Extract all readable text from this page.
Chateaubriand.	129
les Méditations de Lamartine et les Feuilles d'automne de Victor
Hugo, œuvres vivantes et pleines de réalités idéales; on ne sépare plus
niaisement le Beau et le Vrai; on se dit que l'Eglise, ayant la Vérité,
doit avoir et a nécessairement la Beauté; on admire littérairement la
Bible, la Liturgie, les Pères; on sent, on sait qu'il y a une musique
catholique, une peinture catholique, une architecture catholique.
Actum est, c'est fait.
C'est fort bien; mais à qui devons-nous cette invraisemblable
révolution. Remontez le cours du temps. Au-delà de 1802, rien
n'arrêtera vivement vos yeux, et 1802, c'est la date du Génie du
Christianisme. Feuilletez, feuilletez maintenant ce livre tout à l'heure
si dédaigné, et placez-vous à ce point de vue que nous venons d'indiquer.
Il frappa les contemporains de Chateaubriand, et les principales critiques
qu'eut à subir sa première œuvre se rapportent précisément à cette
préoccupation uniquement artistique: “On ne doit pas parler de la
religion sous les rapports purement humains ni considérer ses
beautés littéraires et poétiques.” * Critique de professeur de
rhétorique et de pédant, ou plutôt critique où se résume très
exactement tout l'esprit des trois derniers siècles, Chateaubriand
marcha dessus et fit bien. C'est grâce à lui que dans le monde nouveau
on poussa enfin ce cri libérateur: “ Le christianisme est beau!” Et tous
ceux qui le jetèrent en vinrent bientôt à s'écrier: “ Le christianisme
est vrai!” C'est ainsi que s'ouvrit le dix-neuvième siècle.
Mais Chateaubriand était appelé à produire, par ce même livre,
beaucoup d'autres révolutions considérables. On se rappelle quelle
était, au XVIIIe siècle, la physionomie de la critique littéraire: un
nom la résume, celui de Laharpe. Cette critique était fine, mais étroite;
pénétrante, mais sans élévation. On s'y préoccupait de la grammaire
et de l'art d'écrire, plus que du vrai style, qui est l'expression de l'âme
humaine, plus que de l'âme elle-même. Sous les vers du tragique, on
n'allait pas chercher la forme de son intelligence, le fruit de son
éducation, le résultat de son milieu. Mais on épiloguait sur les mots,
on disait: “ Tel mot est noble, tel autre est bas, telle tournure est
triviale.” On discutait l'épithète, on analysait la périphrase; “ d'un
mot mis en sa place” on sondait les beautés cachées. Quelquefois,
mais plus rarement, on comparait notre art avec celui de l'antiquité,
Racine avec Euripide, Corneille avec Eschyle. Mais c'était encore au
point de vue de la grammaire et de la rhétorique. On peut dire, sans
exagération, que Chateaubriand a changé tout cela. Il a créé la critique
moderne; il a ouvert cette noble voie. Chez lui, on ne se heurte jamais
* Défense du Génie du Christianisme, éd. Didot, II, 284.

# # # #

State how many lines above contain the string "noble", with no other words.

2